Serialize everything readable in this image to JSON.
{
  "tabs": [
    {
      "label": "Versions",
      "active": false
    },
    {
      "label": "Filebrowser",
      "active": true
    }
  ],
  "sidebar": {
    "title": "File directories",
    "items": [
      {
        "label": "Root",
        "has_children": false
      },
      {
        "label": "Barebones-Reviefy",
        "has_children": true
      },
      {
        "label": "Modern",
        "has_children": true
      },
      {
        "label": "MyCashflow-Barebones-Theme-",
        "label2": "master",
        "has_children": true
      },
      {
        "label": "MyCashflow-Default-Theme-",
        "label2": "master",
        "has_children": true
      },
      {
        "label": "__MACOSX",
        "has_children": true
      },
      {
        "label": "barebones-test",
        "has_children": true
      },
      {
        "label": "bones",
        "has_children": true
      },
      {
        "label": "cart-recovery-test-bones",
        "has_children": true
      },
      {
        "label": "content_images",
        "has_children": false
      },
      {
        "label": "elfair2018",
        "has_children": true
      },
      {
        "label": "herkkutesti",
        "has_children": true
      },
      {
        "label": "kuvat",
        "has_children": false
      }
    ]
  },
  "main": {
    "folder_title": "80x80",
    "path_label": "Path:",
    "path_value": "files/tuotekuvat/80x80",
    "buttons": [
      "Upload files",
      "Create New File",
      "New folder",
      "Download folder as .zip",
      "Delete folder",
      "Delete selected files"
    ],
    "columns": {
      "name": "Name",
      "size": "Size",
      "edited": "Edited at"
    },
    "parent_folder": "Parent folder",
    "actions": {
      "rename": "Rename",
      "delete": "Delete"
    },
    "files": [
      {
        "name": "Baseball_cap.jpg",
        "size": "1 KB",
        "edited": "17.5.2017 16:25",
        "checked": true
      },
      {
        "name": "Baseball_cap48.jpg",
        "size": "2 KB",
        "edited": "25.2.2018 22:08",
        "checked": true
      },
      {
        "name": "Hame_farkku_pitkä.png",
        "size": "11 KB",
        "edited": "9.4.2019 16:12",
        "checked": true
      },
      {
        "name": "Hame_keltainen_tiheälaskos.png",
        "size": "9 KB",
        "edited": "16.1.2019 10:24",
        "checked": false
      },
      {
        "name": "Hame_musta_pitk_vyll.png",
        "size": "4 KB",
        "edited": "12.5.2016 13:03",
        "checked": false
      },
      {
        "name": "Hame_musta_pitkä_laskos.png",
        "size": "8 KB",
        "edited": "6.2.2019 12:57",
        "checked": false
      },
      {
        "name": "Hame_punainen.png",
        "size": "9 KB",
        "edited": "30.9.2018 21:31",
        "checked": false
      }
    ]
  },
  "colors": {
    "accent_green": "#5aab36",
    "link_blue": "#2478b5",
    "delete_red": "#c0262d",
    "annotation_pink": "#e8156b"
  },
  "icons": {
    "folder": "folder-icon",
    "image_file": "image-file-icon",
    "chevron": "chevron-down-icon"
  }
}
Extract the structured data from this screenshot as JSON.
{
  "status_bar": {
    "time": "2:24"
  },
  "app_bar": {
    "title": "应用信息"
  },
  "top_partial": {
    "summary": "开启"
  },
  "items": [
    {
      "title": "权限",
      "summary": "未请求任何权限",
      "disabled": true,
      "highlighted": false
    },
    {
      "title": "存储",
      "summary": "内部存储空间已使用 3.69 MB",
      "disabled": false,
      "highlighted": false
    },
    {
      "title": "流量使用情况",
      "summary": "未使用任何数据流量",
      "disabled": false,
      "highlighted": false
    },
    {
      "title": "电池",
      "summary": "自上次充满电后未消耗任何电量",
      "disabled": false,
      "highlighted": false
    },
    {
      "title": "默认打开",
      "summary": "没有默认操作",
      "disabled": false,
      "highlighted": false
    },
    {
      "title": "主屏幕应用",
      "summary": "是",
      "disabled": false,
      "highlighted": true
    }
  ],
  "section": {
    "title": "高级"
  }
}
····················
# OBJECTIVE
From the records above, please extract every line and repeat it exactly.

# FINAL RESULT
Serialize everything readable in this image to JSON.
{
  "tabs": [
    {
      "label": "Versions",
      "active": false
    },
    {
      "label": "Filebrowser",
      "active": true
    }
  ],
  "sidebar": {
    "title": "File directories",
    "items": [
      {
        "label": "Root",
        "has_children": false
      },
      {
        "label": "Barebones-Reviefy",
        "has_children": true
      },
      {
        "label": "Modern",
        "has_children": true
      },
      {
        "label": "MyCashflow-Barebones-Theme-",
        "label2": "master",
        "has_children": true
      },
      {
        "label": "MyCashflow-Default-Theme-",
        "label2": "master",
        "has_children": true
      },
      {
        "label": "__MACOSX",
        "has_children": true
      },
      {
        "label": "barebones-test",
        "has_children": true
      },
      {
        "label": "bones",
        "has_children": true
      },
      {
        "label": "cart-recovery-test-bones",
        "has_children": true
      },
      {
        "label": "content_images",
        "has_children": false
      },
      {
        "label": "elfair2018",
        "has_children": true
      },
      {
        "label": "herkkutesti",
        "has_children": true
      },
      {
        "label": "kuvat",
        "has_children": false
      }
    ]
  },
  "main": {
    "folder_title": "80x80",
    "path_label": "Path:",
    "path_value": "files/tuotekuvat/80x80",
    "buttons": [
      "Upload files",
      "Create New File",
      "New folder",
      "Download folder as .zip",
      "Delete folder",
      "Delete selected files"
    ],
    "columns": {
      "name": "Name",
      "size": "Size",
      "edited": "Edited at"
    },
    "parent_folder": "Parent folder",
    "actions": {
      "rename": "Rename",
      "delete": "Delete"
    },
    "files": [
      {
        "name": "Baseball_cap.jpg",
        "size": "1 KB",
        "edited": "17.5.2017 16:25",
        "checked": true
      },
      {
        "name": "Baseball_cap48.jpg",
        "size": "2 KB",
        "edited": "25.2.2018 22:08",
        "checked": true
      },
      {
        "name": "Hame_farkku_pitkä.png",
        "size": "11 KB",
        "edited": "9.4.2019 16:12",
        "checked": true
      },
      {
        "name": "Hame_keltainen_tiheälaskos.png",
        "size": "9 KB",
        "edited": "16.1.2019 10:24",
        "checked": false
      },
      {
        "name": "Hame_musta_pitk_vyll.png",
        "size": "4 KB",
        "edited": "12.5.2016 13:03",
        "checked": false
      },
      {
        "name": "Hame_musta_pitkä_laskos.png",
        "size": "8 KB",
        "edited": "6.2.2019 12:57",
        "checked": false
      },
      {
        "name": "Hame_punainen.png",
        "size": "9 KB",
        "edited": "30.9.2018 21:31",
        "checked": false
      }
    ]
  },
  "colors": {
    "accent_green": "#5aab36",
    "link_blue": "#2478b5",
    "delete_red": "#c0262d",
    "annotation_pink": "#e8156b"
  },
  "icons": {
    "folder": "folder-icon",
    "image_file": "image-file-icon",
    "chevron": "chevron-down-icon"
  }
}
Extract the structured data from this screenshot as JSON.
{
  "status_bar": {
    "time": "2:24"
  },
  "app_bar": {
    "title": "应用信息"
  },
  "top_partial": {
    "summary": "开启"
  },
  "items": [
    {
      "title": "权限",
      "summary": "未请求任何权限",
      "disabled": true,
      "highlighted": false
    },
    {
      "title": "存储",
      "summary": "内部存储空间已使用 3.69 MB",
      "disabled": false,
      "highlighted": false
    },
    {
      "title": "流量使用情况",
      "summary": "未使用任何数据流量",
      "disabled": false,
      "highlighted": false
    },
    {
      "title": "电池",
      "summary": "自上次充满电后未消耗任何电量",
      "disabled": false,
      "highlighted": false
    },
    {
      "title": "默认打开",
      "summary": "没有默认操作",
      "disabled": false,
      "highlighted": false
    },
    {
      "title": "主屏幕应用",
      "summary": "是",
      "disabled": false,
      "highlighted": true
    }
  ],
  "section": {
    "title": "高级"
  }
}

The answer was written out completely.